Dataset records:

>>>>>

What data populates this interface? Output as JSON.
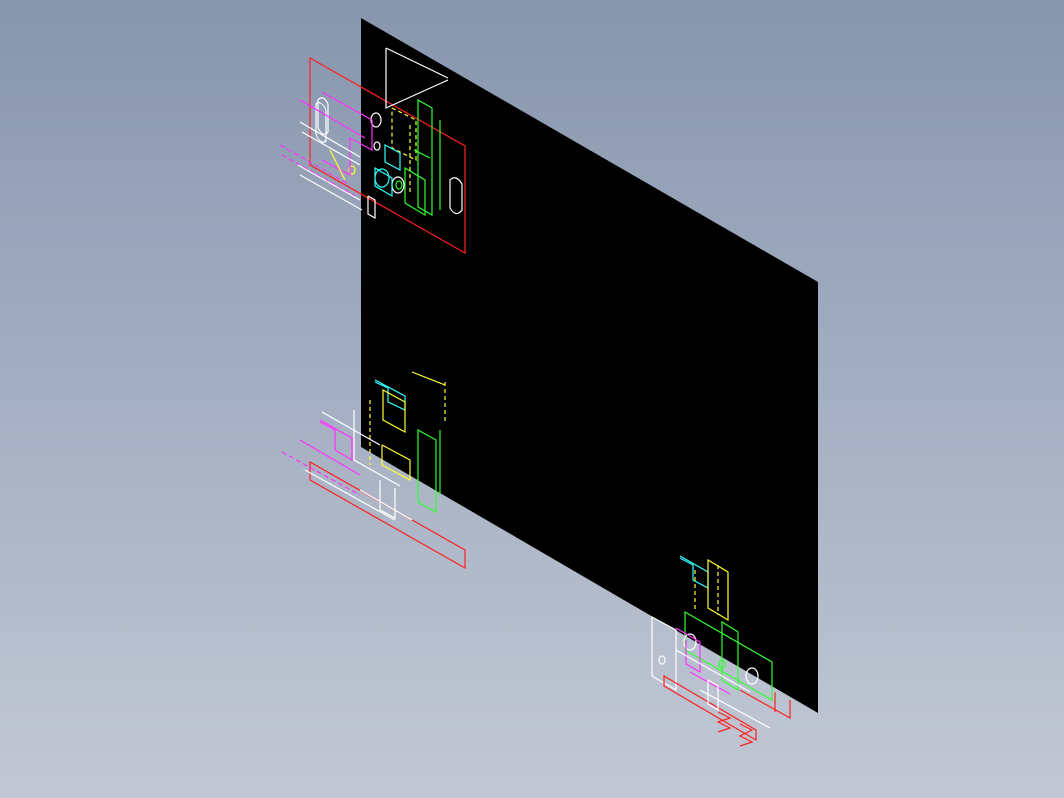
{
  "view": {
    "background_top": "#8796ae",
    "background_bottom": "#c2c8d5",
    "sheet_color": "#000000"
  },
  "colors": {
    "red": "#ff2020",
    "white": "#ffffff",
    "yellow": "#ffff30",
    "green": "#30ff30",
    "magenta": "#ff30ff",
    "cyan": "#30ffff",
    "pink": "#ff60a0"
  },
  "views": [
    "top-left-view",
    "middle-left-view",
    "bottom-right-view"
  ]
}
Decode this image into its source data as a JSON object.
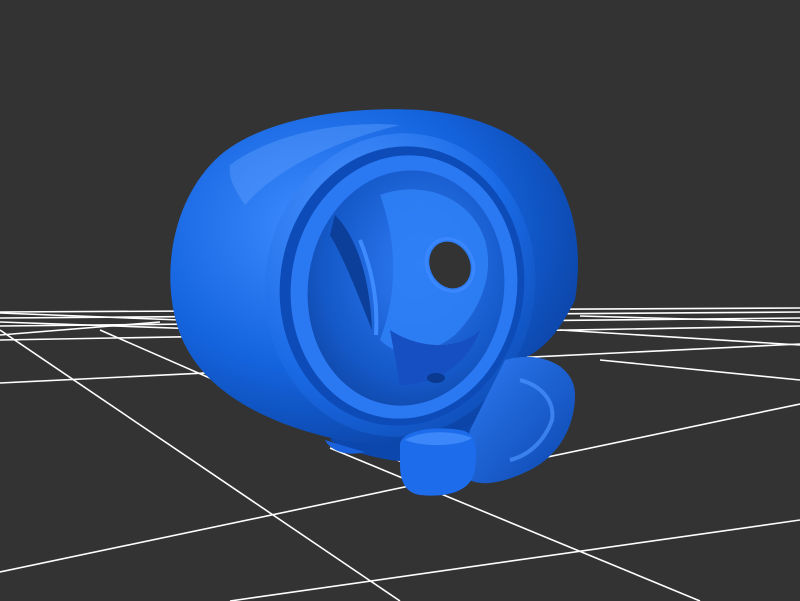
{
  "viewer": {
    "background_color": "#333333",
    "grid_color": "#ffffff",
    "model_color": "#1565e0",
    "model_highlight_color": "#3f8cff",
    "model_shadow_color": "#0a3f9e",
    "grid_visible": true,
    "model": "skull-cutaway-mesh"
  }
}
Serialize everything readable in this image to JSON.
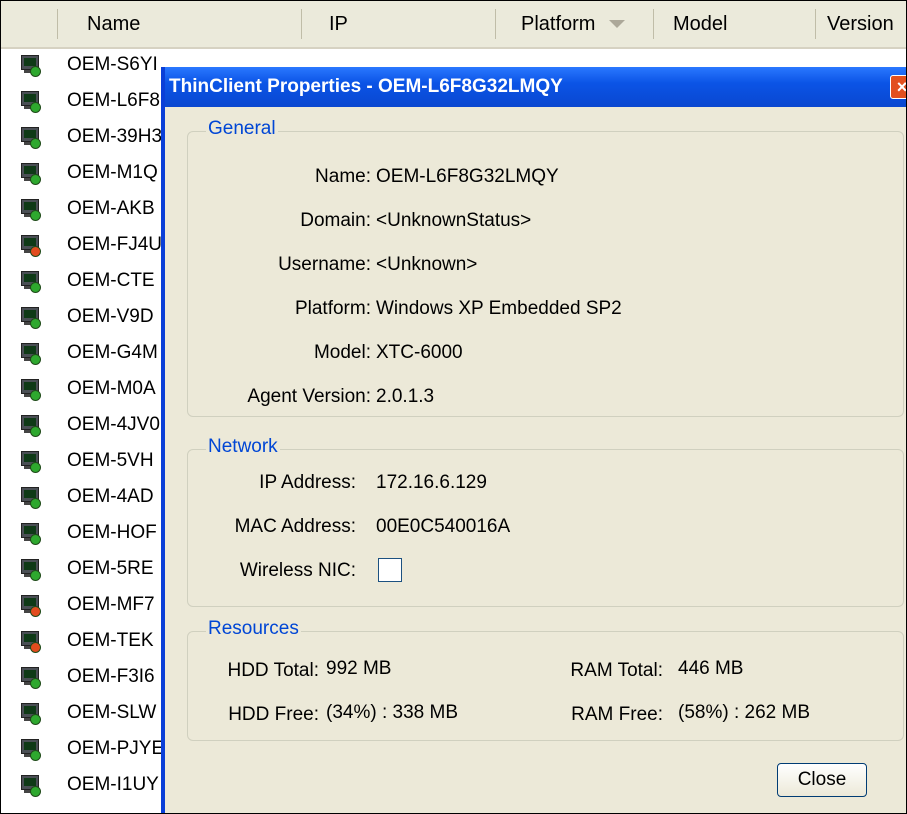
{
  "list": {
    "columns": [
      "Name",
      "IP",
      "Platform",
      "Model",
      "Version"
    ],
    "rows": [
      {
        "name": "OEM-S6YI",
        "status_color": "#2ea82e"
      },
      {
        "name": "OEM-L6F8",
        "status_color": "#2ea82e"
      },
      {
        "name": "OEM-39H3",
        "status_color": "#2ea82e"
      },
      {
        "name": "OEM-M1Q",
        "status_color": "#2ea82e"
      },
      {
        "name": "OEM-AKB",
        "status_color": "#2ea82e"
      },
      {
        "name": "OEM-FJ4U",
        "status_color": "#e24c1e"
      },
      {
        "name": "OEM-CTE",
        "status_color": "#2ea82e"
      },
      {
        "name": "OEM-V9D",
        "status_color": "#2ea82e"
      },
      {
        "name": "OEM-G4M",
        "status_color": "#2ea82e"
      },
      {
        "name": "OEM-M0A",
        "status_color": "#2ea82e"
      },
      {
        "name": "OEM-4JV0",
        "status_color": "#2ea82e"
      },
      {
        "name": "OEM-5VH",
        "status_color": "#2ea82e"
      },
      {
        "name": "OEM-4AD",
        "status_color": "#2ea82e"
      },
      {
        "name": "OEM-HOF",
        "status_color": "#2ea82e"
      },
      {
        "name": "OEM-5RE",
        "status_color": "#2ea82e"
      },
      {
        "name": "OEM-MF7",
        "status_color": "#e24c1e"
      },
      {
        "name": "OEM-TEK",
        "status_color": "#e24c1e"
      },
      {
        "name": "OEM-F3I6",
        "status_color": "#2ea82e"
      },
      {
        "name": "OEM-SLW",
        "status_color": "#2ea82e"
      },
      {
        "name": "OEM-PJYE",
        "status_color": "#2ea82e"
      },
      {
        "name": "OEM-I1UY",
        "status_color": "#2ea82e"
      }
    ]
  },
  "dialog": {
    "title": "ThinClient Properties - OEM-L6F8G32LMQY",
    "close_icon": "close-icon",
    "general": {
      "legend": "General",
      "name_label": "Name:",
      "name_value": "OEM-L6F8G32LMQY",
      "domain_label": "Domain:",
      "domain_value": "<UnknownStatus>",
      "username_label": "Username:",
      "username_value": "<Unknown>",
      "platform_label": "Platform:",
      "platform_value": "Windows XP Embedded SP2",
      "model_label": "Model:",
      "model_value": "XTC-6000",
      "agent_label": "Agent Version:",
      "agent_value": "2.0.1.3"
    },
    "network": {
      "legend": "Network",
      "ip_label": "IP Address:",
      "ip_value": "172.16.6.129",
      "mac_label": "MAC Address:",
      "mac_value": "00E0C540016A",
      "wireless_label": "Wireless NIC:",
      "wireless_checked": false
    },
    "resources": {
      "legend": "Resources",
      "hdd_total_label": "HDD Total:",
      "hdd_total_value": "992 MB",
      "hdd_free_label": "HDD Free:",
      "hdd_free_value": "(34%) : 338 MB",
      "ram_total_label": "RAM Total:",
      "ram_total_value": "446 MB",
      "ram_free_label": "RAM Free:",
      "ram_free_value": "(58%) : 262 MB"
    },
    "close_button": "Close"
  },
  "colors": {
    "title_bar": "#0b54e6",
    "legend_text": "#0046d5",
    "dialog_bg": "#ece9d8"
  }
}
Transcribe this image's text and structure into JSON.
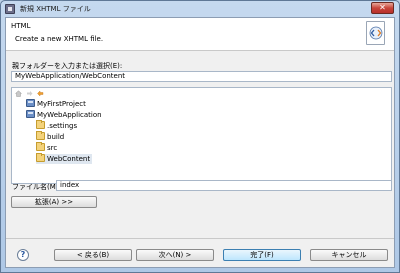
{
  "window": {
    "title": "新規 XHTML ファイル"
  },
  "banner": {
    "title": "HTML",
    "message": "Create a new XHTML file."
  },
  "parent_folder": {
    "label": "親フォルダーを入力または選択(E):",
    "value": "MyWebApplication/WebContent"
  },
  "tree": {
    "items": [
      {
        "label": "MyFirstProject",
        "icon": "project-icon",
        "level": 0
      },
      {
        "label": "MyWebApplication",
        "icon": "project-icon",
        "level": 0
      },
      {
        "label": ".settings",
        "icon": "folder-icon",
        "level": 1
      },
      {
        "label": "build",
        "icon": "folder-icon",
        "level": 1
      },
      {
        "label": "src",
        "icon": "folder-icon",
        "level": 1
      },
      {
        "label": "WebContent",
        "icon": "folder-icon",
        "level": 1,
        "selected": true
      }
    ]
  },
  "file_name": {
    "label": "ファイル名(M):",
    "value": "index"
  },
  "buttons": {
    "advanced": "拡張(A) >>",
    "back": "< 戻る(B)",
    "next": "次へ(N) >",
    "finish": "完了(F)",
    "cancel": "キャンセル"
  },
  "colors": {
    "accent": "#3c7fb1",
    "selection": "#dfe7f0"
  }
}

<<<<<

Print the records above exactly as they stand, but leave out the pictures.

What data populates this interface? Output as JSON.
{
  "view": {
    "background_top": "#8796ae",
    "background_bottom": "#c2c8d5",
    "sheet_color": "#000000"
  },
  "colors": {
    "red": "#ff2020",
    "white": "#ffffff",
    "yellow": "#ffff30",
    "green": "#30ff30",
    "magenta": "#ff30ff",
    "cyan": "#30ffff",
    "pink": "#ff60a0"
  },
  "views": [
    "top-left-view",
    "middle-left-view",
    "bottom-right-view"
  ]
}
Decode this image into its source data as a JSON object.
{
  "viewer": {
    "background_color": "#333333",
    "grid_color": "#ffffff",
    "model_color": "#1565e0",
    "model_highlight_color": "#3f8cff",
    "model_shadow_color": "#0a3f9e",
    "grid_visible": true,
    "model": "skull-cutaway-mesh"
  }
}
Serialize everything readable in this image to JSON.
{
  "list": {
    "columns": [
      "Name",
      "IP",
      "Platform",
      "Model",
      "Version"
    ],
    "rows": [
      {
        "name": "OEM-S6YI",
        "status_color": "#2ea82e"
      },
      {
        "name": "OEM-L6F8",
        "status_color": "#2ea82e"
      },
      {
        "name": "OEM-39H3",
        "status_color": "#2ea82e"
      },
      {
        "name": "OEM-M1Q",
        "status_color": "#2ea82e"
      },
      {
        "name": "OEM-AKB",
        "status_color": "#2ea82e"
      },
      {
        "name": "OEM-FJ4U",
        "status_color": "#e24c1e"
      },
      {
        "name": "OEM-CTE",
        "status_color": "#2ea82e"
      },
      {
        "name": "OEM-V9D",
        "status_color": "#2ea82e"
      },
      {
        "name": "OEM-G4M",
        "status_color": "#2ea82e"
      },
      {
        "name": "OEM-M0A",
        "status_color": "#2ea82e"
      },
      {
        "name": "OEM-4JV0",
        "status_color": "#2ea82e"
      },
      {
        "name": "OEM-5VH",
        "status_color": "#2ea82e"
      },
      {
        "name": "OEM-4AD",
        "status_color": "#2ea82e"
      },
      {
        "name": "OEM-HOF",
        "status_color": "#2ea82e"
      },
      {
        "name": "OEM-5RE",
        "status_color": "#2ea82e"
      },
      {
        "name": "OEM-MF7",
        "status_color": "#e24c1e"
      },
      {
        "name": "OEM-TEK",
        "status_color": "#e24c1e"
      },
      {
        "name": "OEM-F3I6",
        "status_color": "#2ea82e"
      },
      {
        "name": "OEM-SLW",
        "status_color": "#2ea82e"
      },
      {
        "name": "OEM-PJYE",
        "status_color": "#2ea82e"
      },
      {
        "name": "OEM-I1UY",
        "status_color": "#2ea82e"
      }
    ]
  },
  "dialog": {
    "title": "ThinClient Properties - OEM-L6F8G32LMQY",
    "close_icon": "close-icon",
    "general": {
      "legend": "General",
      "name_label": "Name:",
      "name_value": "OEM-L6F8G32LMQY",
      "domain_label": "Domain:",
      "domain_value": "<UnknownStatus>",
      "username_label": "Username:",
      "username_value": "<Unknown>",
      "platform_label": "Platform:",
      "platform_value": "Windows XP Embedded SP2",
      "model_label": "Model:",
      "model_value": "XTC-6000",
      "agent_label": "Agent Version:",
      "agent_value": "2.0.1.3"
    },
    "network": {
      "legend": "Network",
      "ip_label": "IP Address:",
      "ip_value": "172.16.6.129",
      "mac_label": "MAC Address:",
      "mac_value": "00E0C540016A",
      "wireless_label": "Wireless NIC:",
      "wireless_checked": false
    },
    "resources": {
      "legend": "Resources",
      "hdd_total_label": "HDD Total:",
      "hdd_total_value": "992 MB",
      "hdd_free_label": "HDD Free:",
      "hdd_free_value": "(34%) : 338 MB",
      "ram_total_label": "RAM Total:",
      "ram_total_value": "446 MB",
      "ram_free_label": "RAM Free:",
      "ram_free_value": "(58%) : 262 MB"
    },
    "close_button": "Close"
  },
  "colors": {
    "title_bar": "#0b54e6",
    "legend_text": "#0046d5",
    "dialog_bg": "#ece9d8"
  }
}
Transcribe this image's text and structure into JSON.
{
  "window": {
    "title": "新規 XHTML ファイル"
  },
  "banner": {
    "title": "HTML",
    "message": "Create a new XHTML file."
  },
  "parent_folder": {
    "label": "親フォルダーを入力または選択(E):",
    "value": "MyWebApplication/WebContent"
  },
  "tree": {
    "items": [
      {
        "label": "MyFirstProject",
        "icon": "project-icon",
        "level": 0
      },
      {
        "label": "MyWebApplication",
        "icon": "project-icon",
        "level": 0
      },
      {
        "label": ".settings",
        "icon": "folder-icon",
        "level": 1
      },
      {
        "label": "build",
        "icon": "folder-icon",
        "level": 1
      },
      {
        "label": "src",
        "icon": "folder-icon",
        "level": 1
      },
      {
        "label": "WebContent",
        "icon": "folder-icon",
        "level": 1,
        "selected": true
      }
    ]
  },
  "file_name": {
    "label": "ファイル名(M):",
    "value": "index"
  },
  "buttons": {
    "advanced": "拡張(A) >>",
    "back": "< 戻る(B)",
    "next": "次へ(N) >",
    "finish": "完了(F)",
    "cancel": "キャンセル"
  },
  "colors": {
    "accent": "#3c7fb1",
    "selection": "#dfe7f0"
  }
}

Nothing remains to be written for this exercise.